**WHAT YOU SHOULD DO:** From the entries below, please gather each line containing the string "icon".

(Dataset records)
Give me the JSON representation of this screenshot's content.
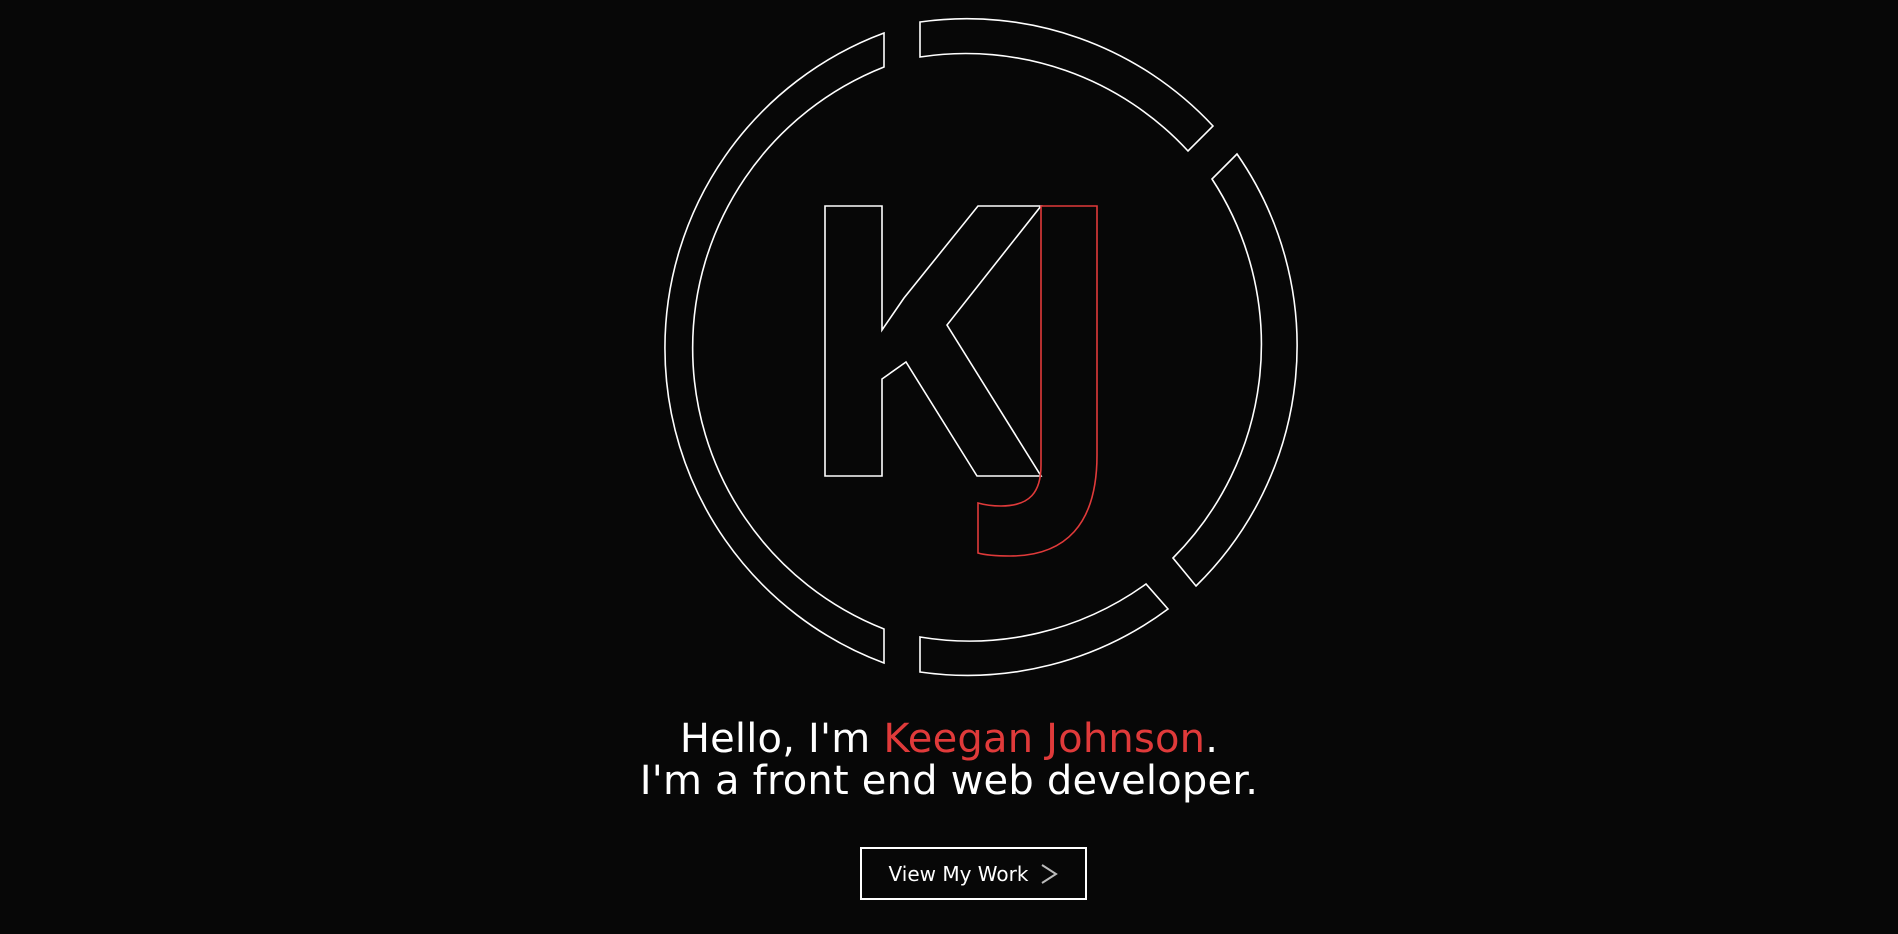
{
  "hero": {
    "greeting_prefix": "Hello, I'm ",
    "name": "Keegan Johnson",
    "greeting_suffix": ".",
    "tagline": "I'm a front end web developer."
  },
  "cta": {
    "label": "View My Work",
    "icon": "chevron-right-icon"
  },
  "logo": {
    "initials": "KJ",
    "icon": "kj-monogram-logo"
  },
  "colors": {
    "background": "#070707",
    "foreground": "#ffffff",
    "accent": "#e03a3a"
  }
}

**ANSWER TO THIS EXERCISE:**
    "icon": "chevron-right-icon"
    "icon": "kj-monogram-logo"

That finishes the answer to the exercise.